Effet paillasson – En route vers l’infiniment moyen… et au-delà !, par Richard Taillet

Effets paillasson, impact, puits, fabrication artificielle de scoop… les mots possèdent de nombreuses manières de nous induire en erreur dans nos représentations. Nous défendons l’idée dans nos pages que penseurs, vulgarisateurs et enseignants critiques ont tout intérêt à choisir des termes non ambigus pour discuter, échanger ou débattre. Le lexique scientifique est censé proposer des mots ne possédant qu’un seul sens, une seule acception. Est-ce toujours vrai ? Cet article, intitulé En route vers l’infiniment moyen… et au-delà ! et publié le 10 septembre 2013 sur le blog Mots de science (reproduit ici avec l’accord de l’auteur, Richard Taillet1, de l’Université de Savoie), nous montre comment, si le diable se cache dans les détails, il peut se cacher également dans les mots les plus convenus, comme infini. Et s’il y explique qu’il « saoule sans arrêt [s]es collègues avec ça« , nous ne pouvons que lui dire : continuez, Monsieur Taillet.
Précision : les notes incrustées dans le texte sont de Richard Monvoisin, et n’engagent pas l’auteur.

 

CorteX_Richard_TailletEn route vers l’infiniment moyen… et au-delà !! 

Richard Taillet, dans Mots de science, 10 septembre 2013

« De l’infiniment grand à l’infiniment petit ! », « Voyage entre les deux infinis »… Qui n’a pas entendu ces expressions censées nous faire rêver (?), dans le cadre de conférences, d’articles de vulgarisation, ou dans la bouche de scientifiques s’exprimant dans les médias ? L’infiniment grand est censé évoquer l’astrophysique, la cosmologie, alors que l’infiniment petit renverrait à la physique des particules, des constituants élémentaires. Ces termes sont surtout infiniment dénués de sens. Ils n’apportent aucune lumière sur l’activité des scientifiques, ni sur leurs sujets d’étude, ni sur rien du tout d’autre d’ailleurs. Un astrophysicien étudie des objets qui peuvent être grands, très grands, voire très très grands (à l’échelle humaine). Le physicien des particules étudie des objets qui sont petits, voire très petits (à l’échelle humaine)… Mais je n’ai absolument jamais entendu aucun scientifique employer les termes infiniment petit ou infiniment grand lorsqu’il s’adressait à un de ses pairs.

« Infiniment éloigné de comprendre les extrêmes, la fin des choses et leur principe sont pour [l’Homme] invinciblement cachés dans un secret impénétrable, également incapable de voir le néant d’où il est tiré, et l’infini où il est englouti. », écrivait Blaise Pascal dans les Pensées2. La science moderne a justement su ramener l’étude de l’Univers d’une part, et celle des particules d’autre part, à des échelles finies. Un des grands succès de la cosmologie est de pouvoir parler de la taille de l’Univers de manière quantitative : l’échelle pertinente est la dizaine de milliards d’années-lumière pour l’Univers visible. De même, la physique des particules permet d’associer une taille aux particules (en insistant un peu, certes, car un physicien des particules commencera par vous parler d’échelle de masse ou d’énergie, puis seulement de taille si vraiment vous le poussez à bout).

Enregistrements extraits:

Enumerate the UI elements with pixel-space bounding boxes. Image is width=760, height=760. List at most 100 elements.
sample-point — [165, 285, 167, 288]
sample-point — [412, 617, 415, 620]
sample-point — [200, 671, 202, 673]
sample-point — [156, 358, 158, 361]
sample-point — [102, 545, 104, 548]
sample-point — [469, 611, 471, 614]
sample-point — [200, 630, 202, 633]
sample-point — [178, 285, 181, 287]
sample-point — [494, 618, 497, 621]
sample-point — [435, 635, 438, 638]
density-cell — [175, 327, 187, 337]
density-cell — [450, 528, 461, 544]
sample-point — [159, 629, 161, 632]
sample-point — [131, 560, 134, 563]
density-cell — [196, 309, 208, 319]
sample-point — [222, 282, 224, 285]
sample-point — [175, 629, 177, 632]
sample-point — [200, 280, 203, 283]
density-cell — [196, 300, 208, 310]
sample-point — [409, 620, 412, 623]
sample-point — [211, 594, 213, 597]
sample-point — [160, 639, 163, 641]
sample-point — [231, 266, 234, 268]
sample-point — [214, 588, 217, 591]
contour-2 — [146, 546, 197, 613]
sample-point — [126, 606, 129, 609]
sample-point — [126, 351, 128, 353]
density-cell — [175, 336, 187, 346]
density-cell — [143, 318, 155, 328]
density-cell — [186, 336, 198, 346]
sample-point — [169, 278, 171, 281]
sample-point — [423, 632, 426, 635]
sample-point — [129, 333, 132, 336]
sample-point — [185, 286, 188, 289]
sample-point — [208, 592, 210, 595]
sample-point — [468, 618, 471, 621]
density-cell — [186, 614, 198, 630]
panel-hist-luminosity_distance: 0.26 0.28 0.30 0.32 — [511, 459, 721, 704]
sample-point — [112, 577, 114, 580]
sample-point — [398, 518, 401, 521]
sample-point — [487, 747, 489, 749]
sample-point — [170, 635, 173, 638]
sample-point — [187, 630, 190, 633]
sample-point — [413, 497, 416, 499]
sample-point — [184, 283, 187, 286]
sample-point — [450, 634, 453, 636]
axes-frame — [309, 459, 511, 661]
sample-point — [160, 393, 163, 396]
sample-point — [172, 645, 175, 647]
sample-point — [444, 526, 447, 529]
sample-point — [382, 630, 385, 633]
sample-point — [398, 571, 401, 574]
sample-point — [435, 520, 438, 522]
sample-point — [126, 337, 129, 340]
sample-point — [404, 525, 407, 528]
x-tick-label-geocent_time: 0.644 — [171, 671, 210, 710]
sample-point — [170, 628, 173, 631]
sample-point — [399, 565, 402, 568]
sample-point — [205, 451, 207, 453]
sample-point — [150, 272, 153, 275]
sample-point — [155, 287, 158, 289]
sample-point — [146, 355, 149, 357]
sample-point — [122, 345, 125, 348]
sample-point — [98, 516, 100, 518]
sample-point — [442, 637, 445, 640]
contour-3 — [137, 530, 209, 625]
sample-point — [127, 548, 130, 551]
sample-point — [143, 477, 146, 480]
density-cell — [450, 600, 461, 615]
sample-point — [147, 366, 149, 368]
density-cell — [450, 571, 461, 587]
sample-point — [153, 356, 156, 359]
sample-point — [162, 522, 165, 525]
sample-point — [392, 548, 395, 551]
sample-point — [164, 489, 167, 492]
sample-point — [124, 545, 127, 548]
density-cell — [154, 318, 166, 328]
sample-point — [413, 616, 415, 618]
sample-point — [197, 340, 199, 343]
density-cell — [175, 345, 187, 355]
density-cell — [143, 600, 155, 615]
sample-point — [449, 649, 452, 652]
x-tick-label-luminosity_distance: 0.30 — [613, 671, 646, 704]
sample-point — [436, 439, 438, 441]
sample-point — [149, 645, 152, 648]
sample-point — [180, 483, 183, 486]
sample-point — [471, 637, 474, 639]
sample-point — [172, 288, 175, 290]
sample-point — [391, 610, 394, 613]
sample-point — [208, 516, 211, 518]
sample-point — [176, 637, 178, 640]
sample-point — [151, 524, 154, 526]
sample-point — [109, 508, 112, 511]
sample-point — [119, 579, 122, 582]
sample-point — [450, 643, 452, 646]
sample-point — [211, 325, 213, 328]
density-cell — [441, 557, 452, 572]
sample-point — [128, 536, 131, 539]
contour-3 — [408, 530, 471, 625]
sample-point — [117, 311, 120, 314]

Énoncé de l'exercice A: Présentez sous forme de liste numérotée les enregistrements, depuis le tout premier jusqu'à la ligne contenant « sample-point — [175, 629, 177, 632] », incluse, en omettant les lignes vides.
Énoncé de l'exercice B: Rédigez la suite du texte sur les expressions « infiniment grand » et « infiniment petit », à partir de l'endroit où il s'arrête.
Le texte et les enregistrements n'ont aucun rapport entre eux.

Résultat obtenu A:
1. Enumerate the UI elements with pixel-space bounding boxes. Image is width=760, height=760. List at most 100 elements.
2. sample-point — [165, 285, 167, 288]
3. sample-point — [412, 617, 415, 620]
4. sample-point — [200, 671, 202, 673]
5. sample-point — [156, 358, 158, 361]
6. sample-point — [102, 545, 104, 548]
7. sample-point — [469, 611, 471, 614]
8. sample-point — [200, 630, 202, 633]
9. sample-point — [178, 285, 181, 287]
10. sample-point — [494, 618, 497, 621]
11. sample-point — [435, 635, 438, 638]
12. density-cell — [175, 327, 187, 337]
13. density-cell — [450, 528, 461, 544]
14. sample-point — [159, 629, 161, 632]
15. sample-point — [131, 560, 134, 563]
16. density-cell — [196, 309, 208, 319]
17. sample-point — [222, 282, 224, 285]
18. sample-point — [175, 629, 177, 632]

Résultat obtenu B:
L’infini, quand il se présente en physique, joue un rôle important dans le développement des théories : il révèle d’éventuelles pathologies, ou en tout cas pose des questions importantes aux théoriciens (les infinis associés à l’horizon des événements d’un trou noir ont joué un rôle crucial dans la compréhension de la structure de l’espace-temps entourant ces objets et de la signification des coordonnées en relativité générale, la théorie qui permet de les décrire, tandis que les infinis de la théorie quantique des champs continuent d’empêcher les physiciens de dormir).

La conjonction des expressions « l’infiniment petit » et « l’infiniment grand » présente aussi un autre risque : la tentation d’en déduire que ce serait un peu la même chose finalement, qu’ils finiraient par se rejoindre3. C’est poétique, mais ça ne correspond à rien de scientifique. Certes l’étude de la cosmologie fait intervenir des notions avancées de physique des particules, mais pour des raisons totalement étrangères à toute mysticité de deux infinis qui auraient l’envie cosmique de ne faire qu’un.

J’ai régulièrement l’occasion de faire ces remarques à des collègues physiciens (traduire par « je saoule sans arrêt mes collègues avec ça« ) et plusieurs me répondent de façon polie que c’est du pinaillage, qu’au contraire il faut employer ces expressions « infiniment grand », « infiniment petit », car le « grand public » les connaît et peut s’y accrocher.

Décidément, non !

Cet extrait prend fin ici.